--- start LISTED ENTRIES ---
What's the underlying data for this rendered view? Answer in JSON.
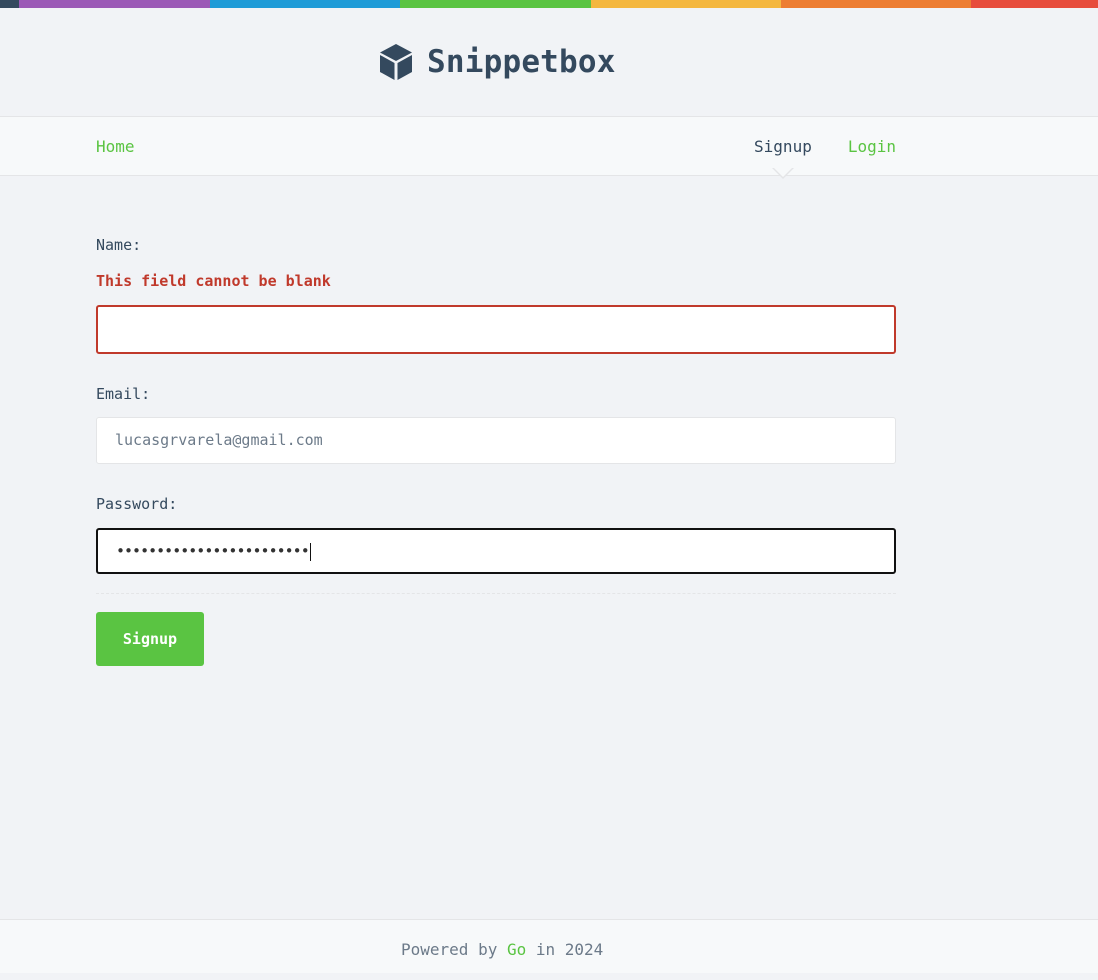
{
  "colors": {
    "bar": [
      "#34495e",
      "#9b59b6",
      "#3498db",
      "#5ac442",
      "#f4b73f",
      "#ed7d32",
      "#e74c3c"
    ],
    "accent": "#5ac442",
    "error": "#c0392b",
    "text": "#34495e"
  },
  "header": {
    "logo_icon": "box-icon",
    "brand": "Snippetbox"
  },
  "nav": {
    "home": "Home",
    "signup": "Signup",
    "login": "Login"
  },
  "form": {
    "name": {
      "label": "Name:",
      "error": "This field cannot be blank",
      "value": ""
    },
    "email": {
      "label": "Email:",
      "value": "lucasgrvarela@gmail.com"
    },
    "password": {
      "label": "Password:",
      "value": "••••••••••••••••••••••••"
    },
    "submit": "Signup"
  },
  "footer": {
    "prefix": "Powered by ",
    "link": "Go",
    "suffix": " in 2024"
  }
}
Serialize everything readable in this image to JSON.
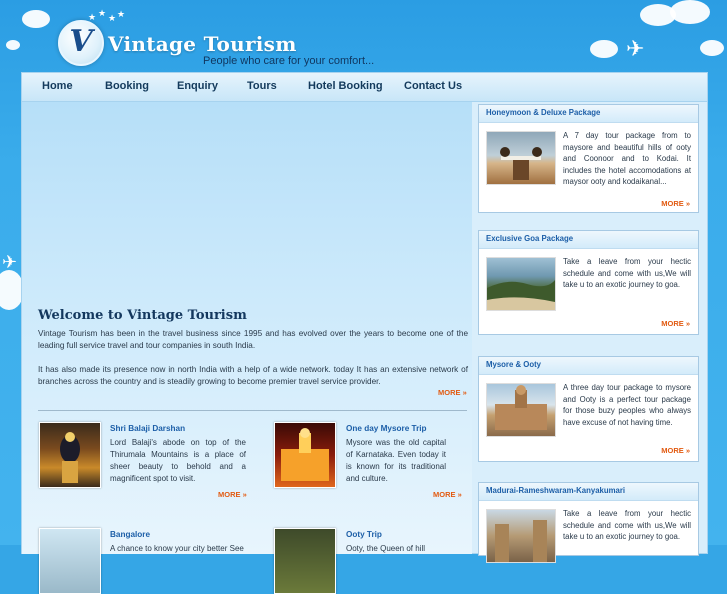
{
  "header": {
    "logo_letter": "V",
    "brand": "Vintage Tourism",
    "tagline": "People who care for your comfort..."
  },
  "nav": [
    {
      "label": "Home"
    },
    {
      "label": "Booking"
    },
    {
      "label": "Enquiry"
    },
    {
      "label": "Tours"
    },
    {
      "label": "Hotel Booking"
    },
    {
      "label": "Contact Us"
    }
  ],
  "welcome": {
    "title": "Welcome to Vintage Tourism",
    "para1": "Vintage Tourism has been in the travel business since 1995 and has evolved over the years to become one of the leading full service travel and tour companies in south India.",
    "para2": "It has also made its presence now in north India with a help of a wide network. today It has an extensive network of branches across the country and is steadily growing to become premier travel service provider.",
    "more": "MORE »"
  },
  "cards": [
    {
      "title": "Shri Balaji Darshan",
      "text": "Lord Balaji's abode on top of the Thirumala Mountains is a place of sheer beauty to behold and a magnificent spot to visit.",
      "more": "MORE »"
    },
    {
      "title": "One day Mysore Trip",
      "text": "Mysore was the old capital of Karnataka. Even today it is known for its traditional and culture.",
      "more": "MORE »"
    },
    {
      "title": "Bangalore",
      "text": "A chance to know your city better See"
    },
    {
      "title": "Ooty Trip",
      "text": "Ooty, the Queen of hill"
    }
  ],
  "sidebar": [
    {
      "title": "Honeymoon & Deluxe Package",
      "text": "A 7 day tour package from to maysore and beautiful hills of ooty and Coonoor and to Kodai. It includes the hotel accomodations at maysor ooty and kodaikanal...",
      "more": "MORE »"
    },
    {
      "title": "Exclusive Goa Package",
      "text": "Take a leave from your hectic schedule and come with us,We will take u to an exotic journey to goa.",
      "more": "MORE »"
    },
    {
      "title": "Mysore & Ooty",
      "text": "A three day tour package to mysore and Ooty is a perfect tour package for those buzy peoples who always have excuse of not having time.",
      "more": "MORE »"
    },
    {
      "title": "Madurai-Rameshwaram-Kanyakumari",
      "text": "Take a leave from your hectic schedule and come with us,We will take u to an exotic journey to goa."
    }
  ],
  "colors": {
    "accent": "#e25b12",
    "link": "#1d5fa8",
    "sky": "#35a6e6"
  }
}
--- end LISTED ENTRIES ---
GIVEN REQUEST:
Extract all lines of the records above that include "will".

PROBLEM SOLUTION:
      "text": "Take a leave from your hectic schedule and come with us,We will take u to an exotic journey to goa.",
      "text": "Take a leave from your hectic schedule and come with us,We will take u to an exotic journey to goa."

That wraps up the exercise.